** Stated task **
Answer these questions from the forum thread on business rules below.
1. How much is charged to anyone who says a piece of work will only be done temporarily?
2. What share of the revenue do the clients who eat up 90 percent of your time provide?
3. From when will the self-hosted time tracking and invoicing tool support only its 'cloud' service?
>> BEGIN Text provided
For a Startup, destination obviously matters, but making the journey enjoyable should be one of the top priorities.


Never will I use, stay on a team that uses, or assist any client which uses zip ties for cable management.

Anyone that says "we will just do this temprarily" will get charged double and need to send that statement in writing with firm start and end dates along with the consequence of not meeting the deadline.

Once your average deal size hits >$250k touch nothing less than $100k if it's a new client, leave it to inside sales.

If someone (or a business) has ever paid you for anything they never get free work. Free product? Maybe, but never free work.

Put it in a contract, regardless if buying or selling, or it doesn't exist. When asked to modify something on the fly from that contract, "we'll let you know" is the only acceptable answer until you review with your team.

"I don't know but will try to find out" is acceptable. "Yes if..." is preferred.

"No." Can help you live longer and healthier.


What’s so evil about zip ties? They probably shouldn’t end up in a real deliverable product but for prototypes and proof of concepts I’ve always found them to be very useful.


The usual work flow is zip tie while you're building bundles then everything needs to get packed into a wire sleeve.

That being said, for small bundles and with the right tools/technique you can route pretty well and make cable ties aesthetic.


The prototype always gets pushed into production and then you’re never again allowed to make any changes to it.

But you are still responsible for fixing all the problems.


Yeah I here you there I’m sure that happens all the time.

I’ve mostly done R&D work in my career so I guess my real question to you is what are all the problems that happen when zip ties are used in production.


Letting a Rude and Insulting client stay on for longer than we should have. Never again our company will deal with a Rude/Insulting client no matter how much they are paying. Rude = Fired. Be nice. And I am not a snowflake. I can deal with tough clients but not rude/insulting/entitled ones.


I've dealt with clients that eat up 90 percent of your time while only providing ten percent of the revenue. Never be afraid to fire the client.


Some of this too is learning how to say no, especially regarding time frames.

This of course works best when you "can" say no (i.e. multiple clients and other sources of revenue)

I have clients right now that I won't be able to attend to for a few weeks or so. If that doesn't work for them, I'll help transition them to a situation that works for them. But likely they'll stay around since good help can be hard to find.


I've been burnt recently, the self-hosted proprietary time tracking & invoicing tool I've been using for the last decade has decided they're only supporting their 'cloud' service from January.
>> END Text provided
>> BEGIN Extracted entries
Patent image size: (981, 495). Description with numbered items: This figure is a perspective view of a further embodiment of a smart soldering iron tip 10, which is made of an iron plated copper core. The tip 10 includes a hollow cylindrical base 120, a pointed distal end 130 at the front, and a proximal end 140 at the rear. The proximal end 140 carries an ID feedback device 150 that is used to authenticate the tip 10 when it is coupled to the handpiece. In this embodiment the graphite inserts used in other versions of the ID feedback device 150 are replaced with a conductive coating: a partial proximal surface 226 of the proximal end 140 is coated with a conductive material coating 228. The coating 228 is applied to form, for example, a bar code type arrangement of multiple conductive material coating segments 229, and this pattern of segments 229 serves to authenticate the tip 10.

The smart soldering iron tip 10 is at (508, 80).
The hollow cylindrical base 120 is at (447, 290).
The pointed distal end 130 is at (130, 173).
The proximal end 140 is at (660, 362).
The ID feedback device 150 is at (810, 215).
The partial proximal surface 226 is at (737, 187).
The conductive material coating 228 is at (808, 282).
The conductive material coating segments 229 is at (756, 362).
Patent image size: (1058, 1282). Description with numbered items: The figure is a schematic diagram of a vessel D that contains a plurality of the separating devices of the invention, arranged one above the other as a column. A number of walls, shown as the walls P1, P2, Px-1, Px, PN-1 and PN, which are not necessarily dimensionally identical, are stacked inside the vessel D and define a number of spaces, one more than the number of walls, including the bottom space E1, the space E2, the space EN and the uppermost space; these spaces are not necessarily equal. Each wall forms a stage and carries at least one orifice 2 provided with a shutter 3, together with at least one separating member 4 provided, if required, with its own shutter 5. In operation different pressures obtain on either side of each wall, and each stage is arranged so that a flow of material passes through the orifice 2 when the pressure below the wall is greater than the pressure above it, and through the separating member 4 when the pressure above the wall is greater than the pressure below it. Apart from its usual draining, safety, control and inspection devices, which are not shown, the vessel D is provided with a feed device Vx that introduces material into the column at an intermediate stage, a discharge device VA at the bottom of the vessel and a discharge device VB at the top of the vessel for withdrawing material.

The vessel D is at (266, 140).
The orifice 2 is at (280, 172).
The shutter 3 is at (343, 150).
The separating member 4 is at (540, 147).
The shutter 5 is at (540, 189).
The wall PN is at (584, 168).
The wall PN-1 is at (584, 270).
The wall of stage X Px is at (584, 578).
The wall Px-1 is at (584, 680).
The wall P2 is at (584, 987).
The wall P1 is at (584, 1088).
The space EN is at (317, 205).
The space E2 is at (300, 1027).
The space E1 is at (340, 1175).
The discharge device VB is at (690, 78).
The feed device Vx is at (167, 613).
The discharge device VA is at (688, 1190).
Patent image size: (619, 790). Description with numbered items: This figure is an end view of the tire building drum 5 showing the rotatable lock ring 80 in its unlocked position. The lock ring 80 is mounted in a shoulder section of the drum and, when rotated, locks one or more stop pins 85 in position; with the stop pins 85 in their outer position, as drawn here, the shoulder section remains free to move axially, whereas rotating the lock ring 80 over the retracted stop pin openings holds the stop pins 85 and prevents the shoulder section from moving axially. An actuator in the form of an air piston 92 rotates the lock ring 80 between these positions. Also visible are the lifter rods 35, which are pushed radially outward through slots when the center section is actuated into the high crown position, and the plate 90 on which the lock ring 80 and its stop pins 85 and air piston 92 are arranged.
>> END Extracted entries
** Response to the task **
1. Double.
2. Ten percent.
3. From January.